Begin Data supplied

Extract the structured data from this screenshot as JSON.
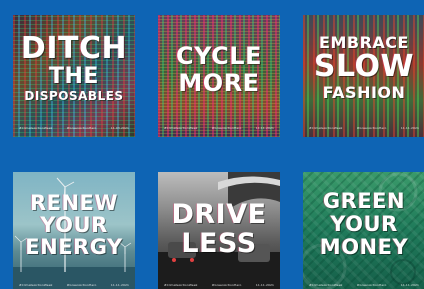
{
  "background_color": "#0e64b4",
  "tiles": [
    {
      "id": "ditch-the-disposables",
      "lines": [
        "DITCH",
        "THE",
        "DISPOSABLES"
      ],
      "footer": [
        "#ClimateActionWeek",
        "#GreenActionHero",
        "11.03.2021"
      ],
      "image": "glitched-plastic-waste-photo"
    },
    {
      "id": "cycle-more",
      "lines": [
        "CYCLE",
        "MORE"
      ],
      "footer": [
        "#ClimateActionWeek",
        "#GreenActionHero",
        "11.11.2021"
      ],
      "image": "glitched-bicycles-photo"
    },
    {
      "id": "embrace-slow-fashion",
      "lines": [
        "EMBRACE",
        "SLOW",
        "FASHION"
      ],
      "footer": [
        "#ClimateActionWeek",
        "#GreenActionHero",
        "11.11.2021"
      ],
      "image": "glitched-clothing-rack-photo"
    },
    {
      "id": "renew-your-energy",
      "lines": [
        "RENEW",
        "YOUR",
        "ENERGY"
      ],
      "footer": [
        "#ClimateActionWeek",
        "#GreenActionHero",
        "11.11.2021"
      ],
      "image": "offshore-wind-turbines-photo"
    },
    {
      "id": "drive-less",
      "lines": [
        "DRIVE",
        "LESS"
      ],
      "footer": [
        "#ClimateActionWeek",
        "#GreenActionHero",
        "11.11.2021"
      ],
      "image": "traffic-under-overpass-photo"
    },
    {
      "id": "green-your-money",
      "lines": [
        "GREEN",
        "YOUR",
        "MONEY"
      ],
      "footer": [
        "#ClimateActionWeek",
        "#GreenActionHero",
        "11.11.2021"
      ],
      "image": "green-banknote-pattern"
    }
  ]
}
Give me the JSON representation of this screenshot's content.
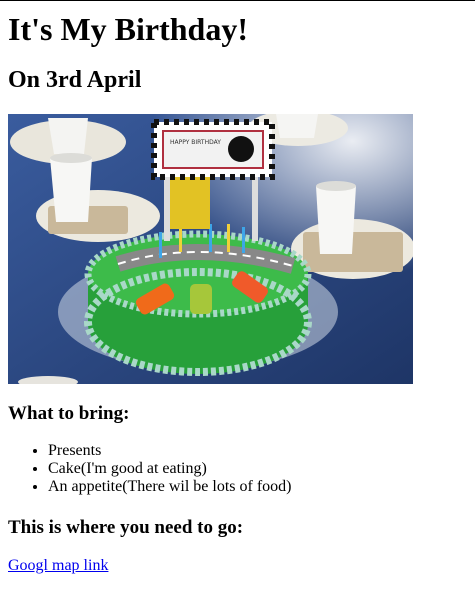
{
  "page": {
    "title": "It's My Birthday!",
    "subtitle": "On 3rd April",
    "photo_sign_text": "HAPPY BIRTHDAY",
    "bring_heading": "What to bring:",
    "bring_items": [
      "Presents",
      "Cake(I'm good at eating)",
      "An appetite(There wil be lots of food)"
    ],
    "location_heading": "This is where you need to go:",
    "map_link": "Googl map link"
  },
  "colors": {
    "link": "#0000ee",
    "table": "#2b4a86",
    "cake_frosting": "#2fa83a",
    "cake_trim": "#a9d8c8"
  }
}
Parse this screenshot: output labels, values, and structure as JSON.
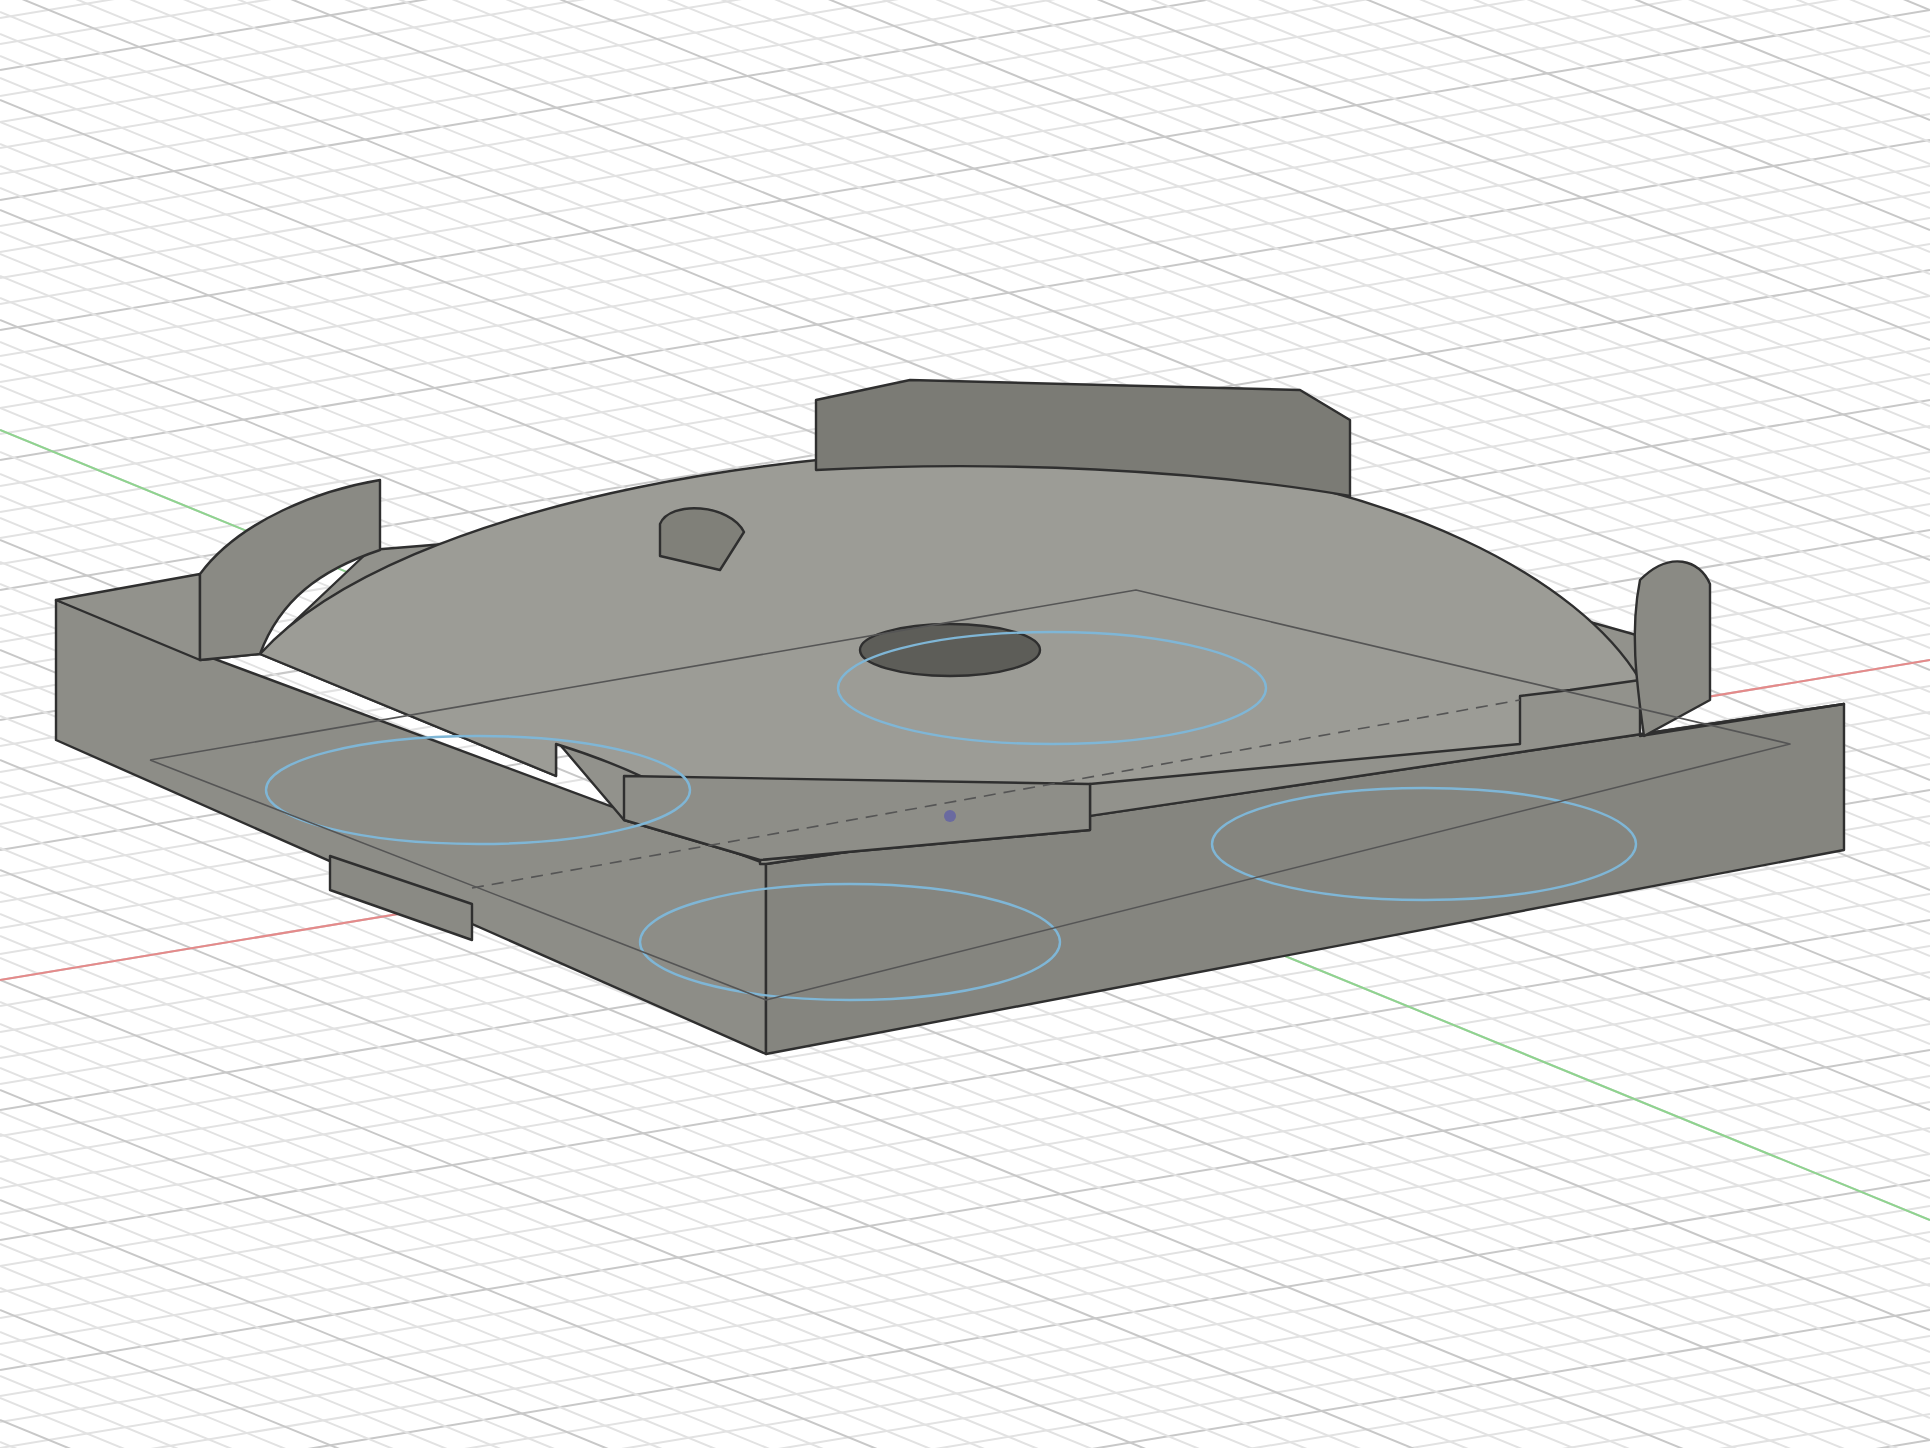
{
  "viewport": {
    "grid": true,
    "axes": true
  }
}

End Data supplied

> The problem:
What comes back should match the records exactly, minus any pictures.

> Complete output:
Extract the structured data from this screenshot as JSON.
{
  "background_color": "#0e64b4",
  "tiles": [
    {
      "id": "ditch-the-disposables",
      "lines": [
        "DITCH",
        "THE",
        "DISPOSABLES"
      ],
      "footer": [
        "#ClimateActionWeek",
        "#GreenActionHero",
        "11.03.2021"
      ],
      "image": "glitched-plastic-waste-photo"
    },
    {
      "id": "cycle-more",
      "lines": [
        "CYCLE",
        "MORE"
      ],
      "footer": [
        "#ClimateActionWeek",
        "#GreenActionHero",
        "11.11.2021"
      ],
      "image": "glitched-bicycles-photo"
    },
    {
      "id": "embrace-slow-fashion",
      "lines": [
        "EMBRACE",
        "SLOW",
        "FASHION"
      ],
      "footer": [
        "#ClimateActionWeek",
        "#GreenActionHero",
        "11.11.2021"
      ],
      "image": "glitched-clothing-rack-photo"
    },
    {
      "id": "renew-your-energy",
      "lines": [
        "RENEW",
        "YOUR",
        "ENERGY"
      ],
      "footer": [
        "#ClimateActionWeek",
        "#GreenActionHero",
        "11.11.2021"
      ],
      "image": "offshore-wind-turbines-photo"
    },
    {
      "id": "drive-less",
      "lines": [
        "DRIVE",
        "LESS"
      ],
      "footer": [
        "#ClimateActionWeek",
        "#GreenActionHero",
        "11.11.2021"
      ],
      "image": "traffic-under-overpass-photo"
    },
    {
      "id": "green-your-money",
      "lines": [
        "GREEN",
        "YOUR",
        "MONEY"
      ],
      "footer": [
        "#ClimateActionWeek",
        "#GreenActionHero",
        "11.11.2021"
      ],
      "image": "green-banknote-pattern"
    }
  ]
}
Give me the JSON representation of this screenshot's content.
{
  "page": {
    "title": "It's My Birthday!",
    "subtitle": "On 3rd April",
    "photo_sign_text": "HAPPY BIRTHDAY",
    "bring_heading": "What to bring:",
    "bring_items": [
      "Presents",
      "Cake(I'm good at eating)",
      "An appetite(There wil be lots of food)"
    ],
    "location_heading": "This is where you need to go:",
    "map_link": "Googl map link"
  },
  "colors": {
    "link": "#0000ee",
    "table": "#2b4a86",
    "cake_frosting": "#2fa83a",
    "cake_trim": "#a9d8c8"
  }
}
Parse this screenshot: output labels, values, and structure as JSON.
{
  "viewport": {
    "grid": true,
    "axes": true
  }
}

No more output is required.